WRITTEN REQUEST
Copy out all the entries word for word.

DATASET RECORDS

__________________________________________________

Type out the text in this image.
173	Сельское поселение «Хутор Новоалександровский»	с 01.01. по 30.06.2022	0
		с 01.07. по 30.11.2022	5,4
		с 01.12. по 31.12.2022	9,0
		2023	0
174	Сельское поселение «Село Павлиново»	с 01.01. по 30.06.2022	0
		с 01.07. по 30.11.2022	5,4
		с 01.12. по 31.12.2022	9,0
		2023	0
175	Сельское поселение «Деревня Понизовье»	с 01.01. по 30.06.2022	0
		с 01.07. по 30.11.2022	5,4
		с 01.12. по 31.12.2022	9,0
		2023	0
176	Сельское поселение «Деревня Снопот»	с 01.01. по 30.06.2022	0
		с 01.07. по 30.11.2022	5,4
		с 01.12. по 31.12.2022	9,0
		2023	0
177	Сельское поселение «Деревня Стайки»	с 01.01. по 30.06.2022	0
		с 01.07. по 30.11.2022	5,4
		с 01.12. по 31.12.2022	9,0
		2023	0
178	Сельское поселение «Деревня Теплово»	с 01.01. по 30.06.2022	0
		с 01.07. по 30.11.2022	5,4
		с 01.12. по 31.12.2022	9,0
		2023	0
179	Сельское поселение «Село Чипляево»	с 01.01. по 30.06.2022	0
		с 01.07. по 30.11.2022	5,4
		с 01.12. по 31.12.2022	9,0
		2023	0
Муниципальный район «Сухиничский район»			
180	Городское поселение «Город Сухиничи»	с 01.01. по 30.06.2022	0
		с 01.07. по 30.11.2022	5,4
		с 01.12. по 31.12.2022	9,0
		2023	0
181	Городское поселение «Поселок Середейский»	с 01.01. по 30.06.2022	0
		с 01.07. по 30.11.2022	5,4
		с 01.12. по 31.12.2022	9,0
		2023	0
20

__________________________________________________

COMPLETED EXERCISE
Type out the text in this image.
173	Сельское поселение «Хутор Новоалександровский»	с 01.01. по 30.06.2022	0
		с 01.07. по 30.11.2022	5,4
		с 01.12. по 31.12.2022	9,0
		2023	0
174	Сельское поселение «Село Павлиново»	с 01.01. по 30.06.2022	0
		с 01.07. по 30.11.2022	5,4
		с 01.12. по 31.12.2022	9,0
		2023	0
175	Сельское поселение «Деревня Понизовье»	с 01.01. по 30.06.2022	0
		с 01.07. по 30.11.2022	5,4
		с 01.12. по 31.12.2022	9,0
		2023	0
176	Сельское поселение «Деревня Снопот»	с 01.01. по 30.06.2022	0
		с 01.07. по 30.11.2022	5,4
		с 01.12. по 31.12.2022	9,0
		2023	0
177	Сельское поселение «Деревня Стайки»	с 01.01. по 30.06.2022	0
		с 01.07. по 30.11.2022	5,4
		с 01.12. по 31.12.2022	9,0
		2023	0
178	Сельское поселение «Деревня Теплово»	с 01.01. по 30.06.2022	0
		с 01.07. по 30.11.2022	5,4
		с 01.12. по 31.12.2022	9,0
		2023	0
179	Сельское поселение «Село Чипляево»	с 01.01. по 30.06.2022	0
		с 01.07. по 30.11.2022	5,4
		с 01.12. по 31.12.2022	9,0
		2023	0
Муниципальный район «Сухиничский район»			
180	Городское поселение «Город Сухиничи»	с 01.01. по 30.06.2022	0
		с 01.07. по 30.11.2022	5,4
		с 01.12. по 31.12.2022	9,0
		2023	0
181	Городское поселение «Поселок Середейский»	с 01.01. по 30.06.2022	0
		с 01.07. по 30.11.2022	5,4
		с 01.12. по 31.12.2022	9,0
		2023	0
20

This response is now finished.